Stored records
## begin

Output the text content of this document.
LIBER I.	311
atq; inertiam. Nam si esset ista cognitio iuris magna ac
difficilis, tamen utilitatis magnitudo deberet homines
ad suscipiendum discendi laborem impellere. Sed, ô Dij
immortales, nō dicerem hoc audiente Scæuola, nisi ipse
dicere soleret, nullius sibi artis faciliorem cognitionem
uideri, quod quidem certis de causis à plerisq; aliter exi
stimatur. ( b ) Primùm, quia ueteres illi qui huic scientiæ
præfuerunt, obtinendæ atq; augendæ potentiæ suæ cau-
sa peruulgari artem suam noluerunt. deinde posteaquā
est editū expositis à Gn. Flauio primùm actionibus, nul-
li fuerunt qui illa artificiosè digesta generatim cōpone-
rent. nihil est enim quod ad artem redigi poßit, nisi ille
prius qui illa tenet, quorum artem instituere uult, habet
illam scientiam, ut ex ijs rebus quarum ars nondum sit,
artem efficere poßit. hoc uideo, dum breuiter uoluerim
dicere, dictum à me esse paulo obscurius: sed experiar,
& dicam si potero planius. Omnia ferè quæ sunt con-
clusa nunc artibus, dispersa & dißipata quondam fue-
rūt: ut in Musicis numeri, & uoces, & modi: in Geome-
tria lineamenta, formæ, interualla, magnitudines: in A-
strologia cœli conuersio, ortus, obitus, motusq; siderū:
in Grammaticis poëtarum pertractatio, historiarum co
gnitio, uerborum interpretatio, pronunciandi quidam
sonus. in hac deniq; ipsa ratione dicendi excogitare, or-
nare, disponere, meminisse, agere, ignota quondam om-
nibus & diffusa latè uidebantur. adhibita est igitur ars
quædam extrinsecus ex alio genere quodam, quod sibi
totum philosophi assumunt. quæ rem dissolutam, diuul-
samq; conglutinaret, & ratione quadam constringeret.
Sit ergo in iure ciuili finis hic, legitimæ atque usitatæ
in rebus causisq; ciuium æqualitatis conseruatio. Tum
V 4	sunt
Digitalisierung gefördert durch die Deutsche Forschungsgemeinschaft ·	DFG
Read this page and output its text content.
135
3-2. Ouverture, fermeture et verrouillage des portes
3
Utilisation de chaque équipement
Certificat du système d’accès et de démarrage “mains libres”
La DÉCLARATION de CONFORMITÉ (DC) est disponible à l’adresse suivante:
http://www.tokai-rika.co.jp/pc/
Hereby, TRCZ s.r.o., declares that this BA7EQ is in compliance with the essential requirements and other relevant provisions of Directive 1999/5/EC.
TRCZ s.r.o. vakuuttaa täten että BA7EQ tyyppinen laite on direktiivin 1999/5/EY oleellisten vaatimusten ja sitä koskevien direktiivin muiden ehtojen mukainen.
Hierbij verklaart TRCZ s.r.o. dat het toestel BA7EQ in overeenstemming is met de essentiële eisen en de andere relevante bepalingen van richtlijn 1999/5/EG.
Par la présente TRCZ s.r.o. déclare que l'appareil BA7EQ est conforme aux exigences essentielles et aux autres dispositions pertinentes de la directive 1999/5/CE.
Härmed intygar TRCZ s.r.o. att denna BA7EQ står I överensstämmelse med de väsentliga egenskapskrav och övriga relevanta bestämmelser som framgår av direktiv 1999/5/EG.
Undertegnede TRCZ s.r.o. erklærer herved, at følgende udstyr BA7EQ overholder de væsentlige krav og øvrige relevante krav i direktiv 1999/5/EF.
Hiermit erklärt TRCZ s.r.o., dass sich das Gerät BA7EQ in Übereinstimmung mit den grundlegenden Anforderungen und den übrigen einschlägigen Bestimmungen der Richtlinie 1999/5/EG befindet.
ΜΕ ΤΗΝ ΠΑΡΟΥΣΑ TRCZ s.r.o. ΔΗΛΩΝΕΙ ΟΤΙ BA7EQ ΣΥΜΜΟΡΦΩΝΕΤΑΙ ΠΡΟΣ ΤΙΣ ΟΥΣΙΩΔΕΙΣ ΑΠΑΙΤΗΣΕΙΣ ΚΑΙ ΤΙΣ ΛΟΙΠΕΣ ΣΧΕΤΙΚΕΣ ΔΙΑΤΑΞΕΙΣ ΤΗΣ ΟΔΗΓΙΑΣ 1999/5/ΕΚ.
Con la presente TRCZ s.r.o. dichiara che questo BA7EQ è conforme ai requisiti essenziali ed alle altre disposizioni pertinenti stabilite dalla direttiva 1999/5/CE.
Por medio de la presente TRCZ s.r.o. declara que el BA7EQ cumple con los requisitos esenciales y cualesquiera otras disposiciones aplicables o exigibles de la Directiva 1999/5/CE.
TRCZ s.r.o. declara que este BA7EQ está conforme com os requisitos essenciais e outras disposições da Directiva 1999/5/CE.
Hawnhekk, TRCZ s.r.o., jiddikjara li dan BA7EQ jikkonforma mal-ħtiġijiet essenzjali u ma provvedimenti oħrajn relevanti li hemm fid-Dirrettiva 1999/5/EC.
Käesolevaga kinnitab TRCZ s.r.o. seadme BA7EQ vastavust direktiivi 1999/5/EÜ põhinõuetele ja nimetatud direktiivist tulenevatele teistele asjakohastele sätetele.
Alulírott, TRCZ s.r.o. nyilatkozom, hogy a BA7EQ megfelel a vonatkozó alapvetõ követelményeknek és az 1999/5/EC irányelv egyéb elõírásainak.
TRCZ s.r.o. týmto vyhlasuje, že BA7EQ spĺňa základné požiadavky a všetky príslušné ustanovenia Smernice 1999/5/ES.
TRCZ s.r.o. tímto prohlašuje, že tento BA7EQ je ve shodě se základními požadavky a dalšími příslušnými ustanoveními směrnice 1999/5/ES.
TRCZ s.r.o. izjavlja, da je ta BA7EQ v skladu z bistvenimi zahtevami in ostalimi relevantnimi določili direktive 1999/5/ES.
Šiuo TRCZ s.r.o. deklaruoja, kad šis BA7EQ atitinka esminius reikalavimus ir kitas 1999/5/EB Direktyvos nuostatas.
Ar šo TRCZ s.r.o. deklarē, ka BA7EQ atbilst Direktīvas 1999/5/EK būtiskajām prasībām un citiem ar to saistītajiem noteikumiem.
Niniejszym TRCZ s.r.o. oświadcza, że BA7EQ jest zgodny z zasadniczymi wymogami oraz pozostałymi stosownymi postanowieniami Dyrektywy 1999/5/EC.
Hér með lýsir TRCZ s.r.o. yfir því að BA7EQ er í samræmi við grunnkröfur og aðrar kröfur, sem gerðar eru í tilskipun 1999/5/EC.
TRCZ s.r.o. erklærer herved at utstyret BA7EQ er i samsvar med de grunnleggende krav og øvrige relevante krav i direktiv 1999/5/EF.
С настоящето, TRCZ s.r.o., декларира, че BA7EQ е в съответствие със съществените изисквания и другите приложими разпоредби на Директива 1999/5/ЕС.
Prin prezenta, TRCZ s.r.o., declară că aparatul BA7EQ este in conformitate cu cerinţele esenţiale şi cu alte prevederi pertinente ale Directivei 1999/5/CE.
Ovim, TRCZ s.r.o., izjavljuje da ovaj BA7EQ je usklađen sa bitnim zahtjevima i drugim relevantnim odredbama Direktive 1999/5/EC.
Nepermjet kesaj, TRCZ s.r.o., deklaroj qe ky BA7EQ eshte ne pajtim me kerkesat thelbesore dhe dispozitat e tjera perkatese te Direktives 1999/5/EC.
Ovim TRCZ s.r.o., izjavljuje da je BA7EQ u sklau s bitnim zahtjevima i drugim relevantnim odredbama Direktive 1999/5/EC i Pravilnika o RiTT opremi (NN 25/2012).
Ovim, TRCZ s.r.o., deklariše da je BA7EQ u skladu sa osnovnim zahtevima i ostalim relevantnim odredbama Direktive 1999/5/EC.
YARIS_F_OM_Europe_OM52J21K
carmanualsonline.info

## end

> **Requirement**:
Which lines hold the word "sibi"? Show each one.

> **Worked solution**:
dicere soleret, nullius sibi artis faciliorem cognitionem
quædam extrinsecus ex alio genere quodam, quod sibi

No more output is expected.